TEXTO DE LEITURA -
------------------------------------

O debate sobre se os libertários devem votar ou não me parece absolutamente inútil. Um pouco menos improfícua é a discussão ética sobre se devem os libertários engajar-se em campanhas políticas. A meu ver, não existem desvios éticos nessas condutas. Parece então que eu nem deveria estar discursando sobre isso, no entanto não é por que uma conduta é eticamente neutra que não possa ser estúpida e indicar a má-fé do agente.

Todos esses autoproclamados libertários que entram no orbe da política exalam um mau-cheiro tão forte que até os cachorros da rua levantam os focinhos desconfiados. Refiro-me àqueles ditos libertários que se candidatam a cargos políticos, que criam partidos ou trabalham em seu apoio. Trata-se de homens escorregadios, virtuosos como uma prostituta, que não veem os impostos com olhos tão exprobrantes, que transigem com um ou outro assistencialismo e dizem acreditar que uma mudança drástica da ordem social pode começar a partir da vontade daqueles que lucram enormemente com essa ordem. Eu falo, é claro, dos liberais e libertários que encabeçam o degenerado Instituto Mises Brasil, o PSL, o Livres e o NOVO e dos que se aliam a eles, como tem feito o Raphaël Lima. De quem mais eu poderia estar falando? E note o leitor que estou sendo generoso ao chamar de liberais, nome que eles reivindicam, os socialdemocratas desse elenco, que são aí a maioria.

É óbvio que eles estão de má-fé em seus atos. Nada do que se diga os dissuadirá de seus projetos políticos. Veja bem, eu não assevero que estejam fazendo algo antiético em si. Minha acidez contra eles possui motivação moral, porque eu não acredito que estejam sendo sinceros e acho que, em regra, apenas anseiam poder, fama e riqueza. Este texto, pois, não se destina a nenhum deles; quer antes falar aos liberais e libertários sinceros em sua defesa da propriedade privada.

O problema quanto à via política para reduzir o estado não reside em ser essa via antiética. Essa questão é profunda e não lhe darei espaço aqui. Mas, dadas as circunstâncias histórico-culturais em que nos encontramos, a paulatina invasão da mentalidade liberal e antiestatista no meio político é consequência inevitável de uma militância libertária bem-sucedida. O desmantelamento do estado passará por essa fase em que haverá cada vez mais políticos com discursos liberalizantes, atendendo à nova demanda popular. Os reais problemas dessa postura, que terão aqui nossa atenção, orbitam a esfera da estratégia. A via política para mudança social possui alguns problemas facilmente identificáveis. Permito-me citar aqueles que, menos acanhados, venham apresentar-se à minha mente.

------------------------------------

Dados registrados
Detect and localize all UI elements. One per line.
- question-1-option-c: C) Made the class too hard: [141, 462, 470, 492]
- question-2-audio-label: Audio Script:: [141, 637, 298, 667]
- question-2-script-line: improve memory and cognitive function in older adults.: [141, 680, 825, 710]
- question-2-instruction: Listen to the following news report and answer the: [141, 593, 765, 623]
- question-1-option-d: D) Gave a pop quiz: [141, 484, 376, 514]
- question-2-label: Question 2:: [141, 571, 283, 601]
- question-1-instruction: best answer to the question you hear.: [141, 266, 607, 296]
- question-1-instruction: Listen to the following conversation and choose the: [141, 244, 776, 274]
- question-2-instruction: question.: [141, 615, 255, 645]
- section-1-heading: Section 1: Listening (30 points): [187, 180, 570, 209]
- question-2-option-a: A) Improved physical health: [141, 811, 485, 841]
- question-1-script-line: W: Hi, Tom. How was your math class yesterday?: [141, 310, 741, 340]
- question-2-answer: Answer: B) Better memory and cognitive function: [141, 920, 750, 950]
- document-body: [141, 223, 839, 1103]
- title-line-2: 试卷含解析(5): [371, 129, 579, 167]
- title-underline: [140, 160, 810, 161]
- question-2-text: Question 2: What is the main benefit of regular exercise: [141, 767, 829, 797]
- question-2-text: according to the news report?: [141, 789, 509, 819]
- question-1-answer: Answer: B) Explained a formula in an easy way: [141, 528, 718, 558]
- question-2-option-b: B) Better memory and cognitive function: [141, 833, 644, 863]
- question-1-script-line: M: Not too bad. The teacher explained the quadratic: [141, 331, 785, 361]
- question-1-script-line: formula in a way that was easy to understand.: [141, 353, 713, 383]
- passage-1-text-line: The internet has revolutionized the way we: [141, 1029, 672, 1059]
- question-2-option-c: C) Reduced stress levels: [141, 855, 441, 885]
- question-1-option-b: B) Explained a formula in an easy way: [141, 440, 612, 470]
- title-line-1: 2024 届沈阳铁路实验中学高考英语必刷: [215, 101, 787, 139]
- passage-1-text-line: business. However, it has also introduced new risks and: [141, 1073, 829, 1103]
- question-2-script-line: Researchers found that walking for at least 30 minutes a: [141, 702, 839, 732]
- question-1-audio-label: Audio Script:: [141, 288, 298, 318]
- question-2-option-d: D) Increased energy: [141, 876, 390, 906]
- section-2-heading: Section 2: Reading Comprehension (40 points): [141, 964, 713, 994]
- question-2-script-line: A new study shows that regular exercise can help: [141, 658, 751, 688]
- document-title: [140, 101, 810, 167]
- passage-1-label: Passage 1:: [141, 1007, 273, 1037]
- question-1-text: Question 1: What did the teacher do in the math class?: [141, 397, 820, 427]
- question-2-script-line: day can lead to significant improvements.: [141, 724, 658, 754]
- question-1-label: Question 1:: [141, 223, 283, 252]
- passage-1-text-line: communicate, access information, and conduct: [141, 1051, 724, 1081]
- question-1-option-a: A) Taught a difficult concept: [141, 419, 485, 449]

------------------------------------

EXERCÍCIO PROPOSTO A -
Segundo o texto sobre libertários e política, a quem ele se destina?
EXERCÍCIO PROPOSTO B -
Transcreva o trecho do texto sobre libertários e política entre "O problema quanto" e "à minha mente.", inclusive.

RESPOSTA ESCRITA A -
Aos liberais e libertários sinceros em sua defesa da propriedade privada.

RESPOSTA ESCRITA B -
O problema quanto à via política para reduzir o estado não reside em ser essa via antiética. Essa questão é profunda e não lhe darei espaço aqui. Mas, dadas as circunstâncias histórico-culturais em que nos encontramos, a paulatina invasão da mentalidade liberal e antiestatista no meio político é consequência inevitável de uma militância libertária bem-sucedida. O desmantelamento do estado passará por essa fase em que haverá cada vez mais políticos com discursos liberalizantes, atendendo à nova demanda popular. Os reais problemas dessa postura, que terão aqui nossa atenção, orbitam a esfera da estratégia. A via política para mudança social possui alguns problemas facilmente identificáveis. Permito-me citar aqueles que, menos acanhados, venham apresentar-se à minha mente.